WHAT TO PRODUCE
Show all lines that include the string "location"; copy each one.

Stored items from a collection
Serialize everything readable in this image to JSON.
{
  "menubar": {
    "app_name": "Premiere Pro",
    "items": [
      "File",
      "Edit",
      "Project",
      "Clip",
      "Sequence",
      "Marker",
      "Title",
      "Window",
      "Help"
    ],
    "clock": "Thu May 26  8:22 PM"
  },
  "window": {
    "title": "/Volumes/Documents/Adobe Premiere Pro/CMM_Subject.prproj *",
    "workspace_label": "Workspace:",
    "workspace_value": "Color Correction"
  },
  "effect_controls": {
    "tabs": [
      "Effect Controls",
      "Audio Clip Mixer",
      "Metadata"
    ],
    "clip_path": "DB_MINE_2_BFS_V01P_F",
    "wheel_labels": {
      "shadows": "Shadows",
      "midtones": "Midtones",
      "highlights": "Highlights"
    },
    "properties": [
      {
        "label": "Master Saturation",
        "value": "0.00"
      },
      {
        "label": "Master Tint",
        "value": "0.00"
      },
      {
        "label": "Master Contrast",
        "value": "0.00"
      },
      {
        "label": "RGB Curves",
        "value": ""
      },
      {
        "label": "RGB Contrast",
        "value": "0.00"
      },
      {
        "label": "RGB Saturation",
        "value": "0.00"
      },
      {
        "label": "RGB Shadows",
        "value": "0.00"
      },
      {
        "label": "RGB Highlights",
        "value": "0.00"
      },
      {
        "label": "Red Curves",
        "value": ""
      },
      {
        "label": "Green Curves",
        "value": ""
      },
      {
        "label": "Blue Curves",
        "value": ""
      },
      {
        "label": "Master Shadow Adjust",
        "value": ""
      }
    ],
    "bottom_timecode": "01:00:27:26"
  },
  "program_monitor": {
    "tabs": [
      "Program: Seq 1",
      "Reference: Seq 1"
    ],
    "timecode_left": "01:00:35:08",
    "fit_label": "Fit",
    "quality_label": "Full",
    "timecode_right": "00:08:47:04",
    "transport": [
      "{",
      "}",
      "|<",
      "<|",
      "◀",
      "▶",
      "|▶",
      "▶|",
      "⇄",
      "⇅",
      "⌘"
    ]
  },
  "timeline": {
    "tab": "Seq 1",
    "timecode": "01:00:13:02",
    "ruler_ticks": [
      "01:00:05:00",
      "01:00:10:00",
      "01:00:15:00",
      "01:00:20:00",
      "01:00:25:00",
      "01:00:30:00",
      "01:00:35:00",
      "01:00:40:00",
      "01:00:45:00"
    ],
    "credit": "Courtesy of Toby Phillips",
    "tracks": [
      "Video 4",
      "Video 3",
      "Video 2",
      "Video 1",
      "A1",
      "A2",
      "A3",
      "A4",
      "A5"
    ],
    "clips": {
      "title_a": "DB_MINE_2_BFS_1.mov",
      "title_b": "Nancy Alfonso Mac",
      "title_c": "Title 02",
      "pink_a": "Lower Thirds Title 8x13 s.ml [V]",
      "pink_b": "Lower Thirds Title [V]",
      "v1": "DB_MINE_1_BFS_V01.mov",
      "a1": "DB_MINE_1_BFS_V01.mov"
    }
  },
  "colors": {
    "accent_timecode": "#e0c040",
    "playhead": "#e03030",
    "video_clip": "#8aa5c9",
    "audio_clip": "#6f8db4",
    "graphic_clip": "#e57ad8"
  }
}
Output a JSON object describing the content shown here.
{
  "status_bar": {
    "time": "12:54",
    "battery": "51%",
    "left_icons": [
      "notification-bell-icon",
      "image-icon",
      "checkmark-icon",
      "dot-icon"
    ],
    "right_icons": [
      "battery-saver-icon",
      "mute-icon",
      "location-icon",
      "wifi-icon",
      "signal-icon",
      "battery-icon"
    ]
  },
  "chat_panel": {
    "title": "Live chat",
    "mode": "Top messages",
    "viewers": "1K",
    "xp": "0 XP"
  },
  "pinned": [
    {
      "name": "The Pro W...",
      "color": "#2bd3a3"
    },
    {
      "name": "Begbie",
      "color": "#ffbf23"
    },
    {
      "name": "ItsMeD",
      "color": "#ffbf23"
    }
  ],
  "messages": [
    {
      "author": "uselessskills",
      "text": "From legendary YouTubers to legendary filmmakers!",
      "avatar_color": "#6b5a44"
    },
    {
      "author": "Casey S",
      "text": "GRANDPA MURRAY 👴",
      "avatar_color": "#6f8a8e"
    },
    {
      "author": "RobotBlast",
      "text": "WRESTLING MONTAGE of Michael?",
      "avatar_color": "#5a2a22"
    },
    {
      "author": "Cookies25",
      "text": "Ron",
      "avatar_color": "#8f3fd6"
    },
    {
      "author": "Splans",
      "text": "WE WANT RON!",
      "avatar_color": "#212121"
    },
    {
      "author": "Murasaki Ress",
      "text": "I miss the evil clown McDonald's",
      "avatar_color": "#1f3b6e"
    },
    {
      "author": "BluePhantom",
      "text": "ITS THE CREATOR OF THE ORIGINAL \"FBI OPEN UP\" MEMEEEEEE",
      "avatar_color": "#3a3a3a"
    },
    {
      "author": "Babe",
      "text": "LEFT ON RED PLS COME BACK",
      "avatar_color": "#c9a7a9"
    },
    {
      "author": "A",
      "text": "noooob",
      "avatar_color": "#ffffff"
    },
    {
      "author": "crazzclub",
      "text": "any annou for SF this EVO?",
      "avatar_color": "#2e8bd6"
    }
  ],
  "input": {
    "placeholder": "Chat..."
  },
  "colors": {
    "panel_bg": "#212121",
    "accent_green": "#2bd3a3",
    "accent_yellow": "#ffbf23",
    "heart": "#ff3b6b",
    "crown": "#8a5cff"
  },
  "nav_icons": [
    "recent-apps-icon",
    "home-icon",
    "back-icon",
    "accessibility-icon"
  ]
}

==

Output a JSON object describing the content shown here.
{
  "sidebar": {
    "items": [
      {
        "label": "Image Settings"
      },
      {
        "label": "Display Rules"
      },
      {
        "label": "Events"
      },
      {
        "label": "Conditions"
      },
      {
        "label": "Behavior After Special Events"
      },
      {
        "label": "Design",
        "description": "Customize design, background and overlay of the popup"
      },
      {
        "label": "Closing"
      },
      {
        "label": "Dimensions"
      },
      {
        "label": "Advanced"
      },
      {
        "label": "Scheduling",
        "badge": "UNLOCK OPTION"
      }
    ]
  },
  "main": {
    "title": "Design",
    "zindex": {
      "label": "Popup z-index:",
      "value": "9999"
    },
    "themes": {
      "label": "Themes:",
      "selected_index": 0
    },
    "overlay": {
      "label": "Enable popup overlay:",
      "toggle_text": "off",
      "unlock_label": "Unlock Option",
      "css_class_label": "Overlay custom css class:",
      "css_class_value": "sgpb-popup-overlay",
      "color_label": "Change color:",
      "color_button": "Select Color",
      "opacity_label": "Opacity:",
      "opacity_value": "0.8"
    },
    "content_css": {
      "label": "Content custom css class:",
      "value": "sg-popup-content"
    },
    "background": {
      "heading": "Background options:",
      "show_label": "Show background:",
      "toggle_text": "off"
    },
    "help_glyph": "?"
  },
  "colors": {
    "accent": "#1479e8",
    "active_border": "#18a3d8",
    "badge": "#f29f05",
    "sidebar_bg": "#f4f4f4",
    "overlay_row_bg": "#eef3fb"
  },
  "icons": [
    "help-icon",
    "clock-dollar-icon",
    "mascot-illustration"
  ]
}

==

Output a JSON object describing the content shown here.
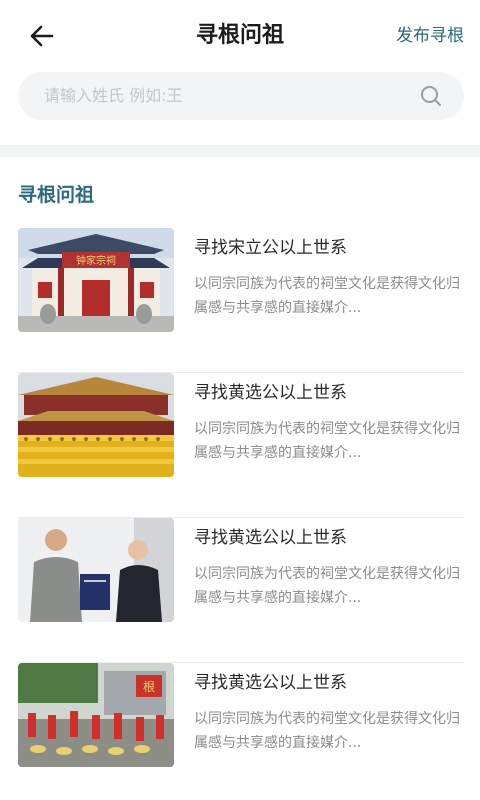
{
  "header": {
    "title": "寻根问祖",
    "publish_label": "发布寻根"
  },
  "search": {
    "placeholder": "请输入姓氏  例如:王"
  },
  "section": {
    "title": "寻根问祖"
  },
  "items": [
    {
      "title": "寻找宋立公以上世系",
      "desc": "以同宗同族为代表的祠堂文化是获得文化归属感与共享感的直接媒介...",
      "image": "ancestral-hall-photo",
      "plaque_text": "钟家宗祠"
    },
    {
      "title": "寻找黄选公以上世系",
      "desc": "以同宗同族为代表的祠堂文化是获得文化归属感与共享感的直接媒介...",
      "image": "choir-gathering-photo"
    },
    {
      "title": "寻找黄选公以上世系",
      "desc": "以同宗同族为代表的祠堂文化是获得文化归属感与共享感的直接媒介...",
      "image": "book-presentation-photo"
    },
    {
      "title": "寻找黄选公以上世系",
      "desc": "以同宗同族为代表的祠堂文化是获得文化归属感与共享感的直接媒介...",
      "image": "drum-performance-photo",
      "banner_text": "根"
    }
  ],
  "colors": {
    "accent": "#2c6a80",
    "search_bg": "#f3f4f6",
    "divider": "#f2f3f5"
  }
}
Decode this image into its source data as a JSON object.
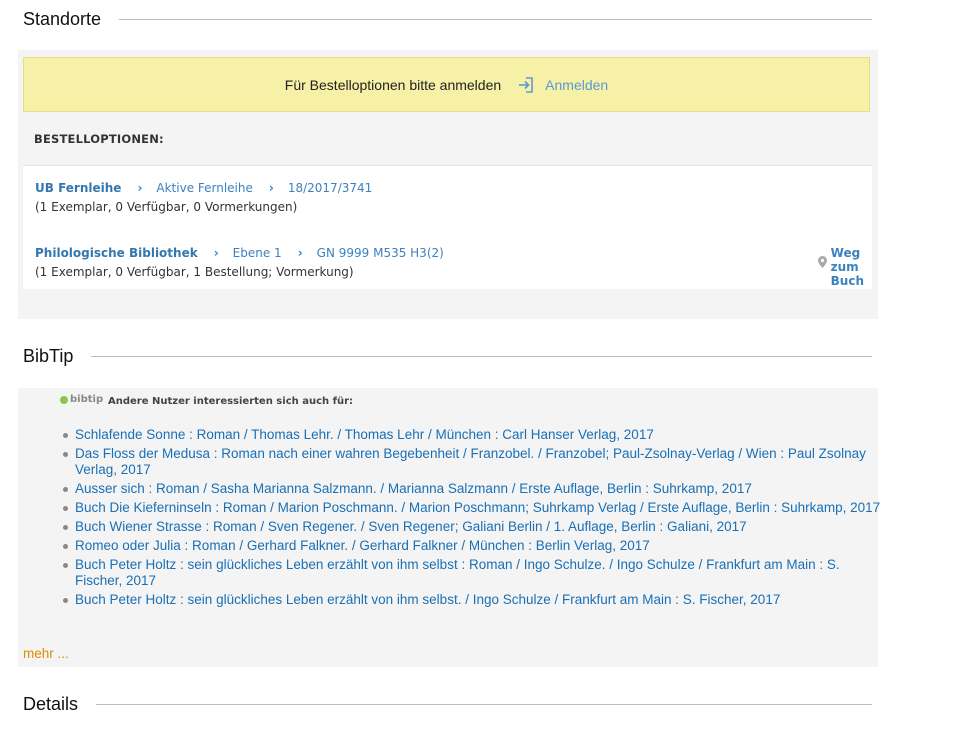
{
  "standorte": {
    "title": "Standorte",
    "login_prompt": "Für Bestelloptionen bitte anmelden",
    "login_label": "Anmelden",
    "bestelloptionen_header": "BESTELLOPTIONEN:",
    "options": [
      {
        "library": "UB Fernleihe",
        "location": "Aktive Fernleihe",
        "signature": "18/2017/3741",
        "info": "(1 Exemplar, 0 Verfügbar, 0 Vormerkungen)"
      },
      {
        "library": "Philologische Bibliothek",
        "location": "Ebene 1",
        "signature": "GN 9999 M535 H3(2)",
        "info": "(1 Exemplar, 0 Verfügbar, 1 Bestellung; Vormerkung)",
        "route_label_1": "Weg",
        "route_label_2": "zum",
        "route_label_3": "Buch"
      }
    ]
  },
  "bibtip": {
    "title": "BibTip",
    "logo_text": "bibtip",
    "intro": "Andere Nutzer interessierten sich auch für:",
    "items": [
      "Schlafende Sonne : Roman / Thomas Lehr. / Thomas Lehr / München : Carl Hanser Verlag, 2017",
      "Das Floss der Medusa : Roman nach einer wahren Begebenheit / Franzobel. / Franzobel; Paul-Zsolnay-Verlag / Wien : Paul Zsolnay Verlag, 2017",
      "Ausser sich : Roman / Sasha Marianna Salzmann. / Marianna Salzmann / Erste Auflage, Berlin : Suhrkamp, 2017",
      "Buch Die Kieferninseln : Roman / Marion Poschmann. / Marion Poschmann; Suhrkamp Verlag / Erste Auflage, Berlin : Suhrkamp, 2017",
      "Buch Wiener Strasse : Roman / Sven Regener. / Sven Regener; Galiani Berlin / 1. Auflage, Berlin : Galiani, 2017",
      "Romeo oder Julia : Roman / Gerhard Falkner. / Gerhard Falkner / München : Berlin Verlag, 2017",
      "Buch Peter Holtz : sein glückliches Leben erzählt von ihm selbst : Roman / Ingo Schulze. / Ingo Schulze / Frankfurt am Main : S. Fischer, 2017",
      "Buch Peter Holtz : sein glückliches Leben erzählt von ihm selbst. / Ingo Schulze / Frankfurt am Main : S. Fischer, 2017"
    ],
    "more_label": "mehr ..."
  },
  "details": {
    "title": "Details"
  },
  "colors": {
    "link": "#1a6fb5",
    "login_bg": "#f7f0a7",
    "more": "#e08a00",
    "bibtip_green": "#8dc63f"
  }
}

RESPONSE
      "location-icon",
        "location": "Aktive Fernleihe",
        "location": "Ebene 1",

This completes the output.